| To be done |
In the entries below, find the lines that contain the word "оформляется" and copy them.

| Material for the task |

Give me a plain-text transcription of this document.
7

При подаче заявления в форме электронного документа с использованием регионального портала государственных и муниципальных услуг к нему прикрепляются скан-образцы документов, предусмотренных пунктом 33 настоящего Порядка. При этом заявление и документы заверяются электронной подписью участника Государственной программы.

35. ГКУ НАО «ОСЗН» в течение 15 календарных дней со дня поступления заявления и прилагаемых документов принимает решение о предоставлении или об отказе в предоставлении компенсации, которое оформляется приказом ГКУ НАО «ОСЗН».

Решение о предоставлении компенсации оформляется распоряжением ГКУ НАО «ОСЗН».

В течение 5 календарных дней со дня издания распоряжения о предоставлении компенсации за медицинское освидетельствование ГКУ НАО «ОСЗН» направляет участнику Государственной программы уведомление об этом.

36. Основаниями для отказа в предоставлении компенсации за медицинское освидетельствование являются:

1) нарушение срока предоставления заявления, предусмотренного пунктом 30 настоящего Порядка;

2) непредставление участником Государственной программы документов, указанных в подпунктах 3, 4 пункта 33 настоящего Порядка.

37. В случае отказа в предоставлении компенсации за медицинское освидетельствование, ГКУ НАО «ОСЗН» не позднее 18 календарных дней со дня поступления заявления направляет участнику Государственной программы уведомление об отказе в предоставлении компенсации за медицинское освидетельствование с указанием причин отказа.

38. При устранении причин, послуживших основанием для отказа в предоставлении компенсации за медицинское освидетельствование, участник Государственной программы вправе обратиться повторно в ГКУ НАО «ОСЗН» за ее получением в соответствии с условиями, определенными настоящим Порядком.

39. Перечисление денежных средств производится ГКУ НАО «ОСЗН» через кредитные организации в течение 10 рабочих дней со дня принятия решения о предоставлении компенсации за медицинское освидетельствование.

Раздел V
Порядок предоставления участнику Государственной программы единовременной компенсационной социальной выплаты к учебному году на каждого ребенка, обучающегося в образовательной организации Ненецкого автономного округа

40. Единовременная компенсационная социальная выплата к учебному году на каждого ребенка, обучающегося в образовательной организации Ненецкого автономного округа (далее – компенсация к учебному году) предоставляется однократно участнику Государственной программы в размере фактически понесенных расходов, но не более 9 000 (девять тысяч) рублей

| Written solution |
35. ГКУ НАО «ОСЗН» в течение 15 календарных дней со дня поступления заявления и прилагаемых документов принимает решение о предоставлении или об отказе в предоставлении компенсации, которое оформляется приказом ГКУ НАО «ОСЗН».
Решение о предоставлении компенсации оформляется распоряжением ГКУ НАО «ОСЗН».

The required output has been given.